**TASK BRIEF**
Rewrite the material from its first line through the line that contains "svg-text:Constant: Constant <box>1297 140" as a JSON list of strings, one string per line, leaving out any blank lines.

**MATERIAL SUPPLIED**
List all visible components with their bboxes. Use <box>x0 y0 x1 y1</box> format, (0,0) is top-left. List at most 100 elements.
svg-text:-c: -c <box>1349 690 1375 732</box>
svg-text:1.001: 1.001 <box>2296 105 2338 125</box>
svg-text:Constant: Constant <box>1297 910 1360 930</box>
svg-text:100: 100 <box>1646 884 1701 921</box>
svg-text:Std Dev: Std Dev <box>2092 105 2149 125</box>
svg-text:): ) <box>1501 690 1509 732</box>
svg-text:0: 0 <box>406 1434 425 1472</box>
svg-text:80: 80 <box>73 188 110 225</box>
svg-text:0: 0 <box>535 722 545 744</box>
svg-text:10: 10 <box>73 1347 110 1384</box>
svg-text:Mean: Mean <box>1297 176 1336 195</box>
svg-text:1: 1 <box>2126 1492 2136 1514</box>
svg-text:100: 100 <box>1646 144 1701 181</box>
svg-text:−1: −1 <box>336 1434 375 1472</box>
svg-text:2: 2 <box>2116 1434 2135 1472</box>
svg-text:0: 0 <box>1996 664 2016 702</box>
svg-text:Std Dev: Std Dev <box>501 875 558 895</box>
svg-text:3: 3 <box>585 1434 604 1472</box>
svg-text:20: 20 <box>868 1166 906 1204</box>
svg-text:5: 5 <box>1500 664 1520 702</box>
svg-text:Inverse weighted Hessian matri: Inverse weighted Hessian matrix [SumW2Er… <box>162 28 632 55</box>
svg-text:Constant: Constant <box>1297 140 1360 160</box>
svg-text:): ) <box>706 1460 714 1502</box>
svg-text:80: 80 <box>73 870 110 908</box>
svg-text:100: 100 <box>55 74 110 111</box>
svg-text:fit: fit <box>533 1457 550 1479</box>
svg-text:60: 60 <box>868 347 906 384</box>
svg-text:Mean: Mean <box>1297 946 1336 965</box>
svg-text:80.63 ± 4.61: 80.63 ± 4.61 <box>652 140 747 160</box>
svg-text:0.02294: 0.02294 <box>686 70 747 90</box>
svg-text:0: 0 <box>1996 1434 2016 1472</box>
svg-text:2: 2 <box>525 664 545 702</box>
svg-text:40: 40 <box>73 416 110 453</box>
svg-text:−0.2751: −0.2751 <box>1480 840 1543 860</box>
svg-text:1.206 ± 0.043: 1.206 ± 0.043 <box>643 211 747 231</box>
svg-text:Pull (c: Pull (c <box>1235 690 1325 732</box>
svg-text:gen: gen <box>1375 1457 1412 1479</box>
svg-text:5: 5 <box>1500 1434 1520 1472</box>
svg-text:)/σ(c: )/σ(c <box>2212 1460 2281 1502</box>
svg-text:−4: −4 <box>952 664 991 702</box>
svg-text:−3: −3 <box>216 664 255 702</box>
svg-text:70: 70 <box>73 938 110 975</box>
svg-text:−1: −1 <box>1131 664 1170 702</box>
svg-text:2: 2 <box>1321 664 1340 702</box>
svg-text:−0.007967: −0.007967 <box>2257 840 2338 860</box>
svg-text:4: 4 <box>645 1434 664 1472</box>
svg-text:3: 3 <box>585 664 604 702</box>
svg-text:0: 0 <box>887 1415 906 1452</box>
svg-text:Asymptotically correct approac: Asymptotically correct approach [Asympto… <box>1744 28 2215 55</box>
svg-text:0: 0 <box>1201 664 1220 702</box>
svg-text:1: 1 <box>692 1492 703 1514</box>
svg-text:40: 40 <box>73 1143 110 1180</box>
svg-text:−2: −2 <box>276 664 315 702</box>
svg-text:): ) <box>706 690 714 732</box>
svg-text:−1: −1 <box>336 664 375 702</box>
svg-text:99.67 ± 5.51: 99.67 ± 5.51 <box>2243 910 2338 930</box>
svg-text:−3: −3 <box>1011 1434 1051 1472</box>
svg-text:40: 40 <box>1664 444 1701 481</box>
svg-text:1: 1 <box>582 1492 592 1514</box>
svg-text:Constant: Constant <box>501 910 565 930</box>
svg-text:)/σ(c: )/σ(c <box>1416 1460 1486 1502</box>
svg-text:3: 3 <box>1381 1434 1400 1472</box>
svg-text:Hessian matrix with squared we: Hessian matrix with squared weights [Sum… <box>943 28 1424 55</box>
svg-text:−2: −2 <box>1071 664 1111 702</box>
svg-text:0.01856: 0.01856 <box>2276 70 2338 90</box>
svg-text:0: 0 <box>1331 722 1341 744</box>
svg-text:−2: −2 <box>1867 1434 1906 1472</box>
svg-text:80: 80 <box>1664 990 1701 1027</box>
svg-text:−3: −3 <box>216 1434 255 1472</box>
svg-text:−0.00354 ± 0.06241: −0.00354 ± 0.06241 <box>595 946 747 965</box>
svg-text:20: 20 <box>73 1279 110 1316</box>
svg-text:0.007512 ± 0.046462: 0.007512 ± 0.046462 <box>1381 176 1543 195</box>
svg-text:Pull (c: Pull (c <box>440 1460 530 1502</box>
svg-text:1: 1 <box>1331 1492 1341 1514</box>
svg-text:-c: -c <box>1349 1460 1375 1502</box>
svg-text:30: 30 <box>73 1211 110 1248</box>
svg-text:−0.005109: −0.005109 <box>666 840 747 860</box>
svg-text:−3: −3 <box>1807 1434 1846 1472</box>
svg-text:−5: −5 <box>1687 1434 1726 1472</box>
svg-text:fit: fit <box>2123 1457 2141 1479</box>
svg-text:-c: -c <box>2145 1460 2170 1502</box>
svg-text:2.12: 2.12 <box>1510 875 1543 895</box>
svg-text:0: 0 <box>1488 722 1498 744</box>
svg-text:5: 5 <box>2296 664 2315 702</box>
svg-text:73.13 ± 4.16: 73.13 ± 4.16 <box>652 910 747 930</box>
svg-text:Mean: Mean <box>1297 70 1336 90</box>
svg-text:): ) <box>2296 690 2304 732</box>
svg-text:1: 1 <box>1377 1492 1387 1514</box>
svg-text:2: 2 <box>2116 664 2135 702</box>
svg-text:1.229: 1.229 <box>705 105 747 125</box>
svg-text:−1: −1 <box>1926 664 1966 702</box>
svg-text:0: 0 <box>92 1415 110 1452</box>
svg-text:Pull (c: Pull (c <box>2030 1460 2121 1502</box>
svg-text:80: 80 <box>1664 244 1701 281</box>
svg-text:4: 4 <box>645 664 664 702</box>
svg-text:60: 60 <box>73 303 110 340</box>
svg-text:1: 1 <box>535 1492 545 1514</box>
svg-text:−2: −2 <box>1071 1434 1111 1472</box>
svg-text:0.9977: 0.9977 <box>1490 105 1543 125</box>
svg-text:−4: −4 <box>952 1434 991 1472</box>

**RESPONSE TO THE EXERCISE**
[
  "List all visible components with their bboxes. Use <box>x0 y0 x1 y1</box> format, (0,0) is top-left. List at most 100 elements.",
  "svg-text:-c: -c <box>1349 690 1375 732</box>",
  "svg-text:1.001: 1.001 <box>2296 105 2338 125</box>",
  "svg-text:Constant: Constant <box>1297 910 1360 930</box>",
  "svg-text:100: 100 <box>1646 884 1701 921</box>",
  "svg-text:Std Dev: Std Dev <box>2092 105 2149 125</box>",
  "svg-text:): ) <box>1501 690 1509 732</box>",
  "svg-text:0: 0 <box>406 1434 425 1472</box>",
  "svg-text:80: 80 <box>73 188 110 225</box>",
  "svg-text:0: 0 <box>535 722 545 744</box>",
  "svg-text:10: 10 <box>73 1347 110 1384</box>",
  "svg-text:Mean: Mean <box>1297 176 1336 195</box>",
  "svg-text:1: 1 <box>2126 1492 2136 1514</box>",
  "svg-text:100: 100 <box>1646 144 1701 181</box>",
  "svg-text:−1: −1 <box>336 1434 375 1472</box>",
  "svg-text:2: 2 <box>2116 1434 2135 1472</box>",
  "svg-text:0: 0 <box>1996 664 2016 702</box>",
  "svg-text:Std Dev: Std Dev <box>501 875 558 895</box>",
  "svg-text:3: 3 <box>585 1434 604 1472</box>",
  "svg-text:20: 20 <box>868 1166 906 1204</box>",
  "svg-text:5: 5 <box>1500 664 1520 702</box>",
  "svg-text:Inverse weighted Hessian matri: Inverse weighted Hessian matrix [SumW2Er… <box>162 28 632 55</box>",
  "svg-text:Constant: Constant <box>1297 140 1360 160</box>"
]